Rows from a dataset:
--- start ---

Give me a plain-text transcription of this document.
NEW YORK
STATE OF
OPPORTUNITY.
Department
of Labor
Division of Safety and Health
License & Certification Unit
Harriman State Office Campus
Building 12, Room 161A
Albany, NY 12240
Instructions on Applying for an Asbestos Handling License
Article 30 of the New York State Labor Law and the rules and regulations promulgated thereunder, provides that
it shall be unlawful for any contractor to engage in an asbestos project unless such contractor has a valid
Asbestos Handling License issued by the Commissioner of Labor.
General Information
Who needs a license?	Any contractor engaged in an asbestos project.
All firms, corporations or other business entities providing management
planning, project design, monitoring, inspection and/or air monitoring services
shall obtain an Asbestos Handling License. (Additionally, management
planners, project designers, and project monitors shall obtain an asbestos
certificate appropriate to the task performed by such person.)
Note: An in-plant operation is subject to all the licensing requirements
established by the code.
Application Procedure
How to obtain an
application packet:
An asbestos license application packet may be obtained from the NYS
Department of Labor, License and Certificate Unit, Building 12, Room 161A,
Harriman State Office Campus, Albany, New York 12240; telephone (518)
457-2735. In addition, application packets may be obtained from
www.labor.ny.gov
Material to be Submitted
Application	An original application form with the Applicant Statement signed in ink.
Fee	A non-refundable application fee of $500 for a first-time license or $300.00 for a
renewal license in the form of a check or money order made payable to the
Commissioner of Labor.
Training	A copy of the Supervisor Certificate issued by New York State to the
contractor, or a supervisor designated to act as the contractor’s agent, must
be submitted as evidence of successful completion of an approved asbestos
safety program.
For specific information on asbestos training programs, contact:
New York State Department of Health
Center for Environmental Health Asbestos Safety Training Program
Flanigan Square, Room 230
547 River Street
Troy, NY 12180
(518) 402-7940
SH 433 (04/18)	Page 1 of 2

--- end ---

• TO BE DONE
Read through the entries and copy each line in which "Commissioner" appears.

• TASK ANSWER
Asbestos Handling License issued by the Commissioner of Labor.
Commissioner of Labor.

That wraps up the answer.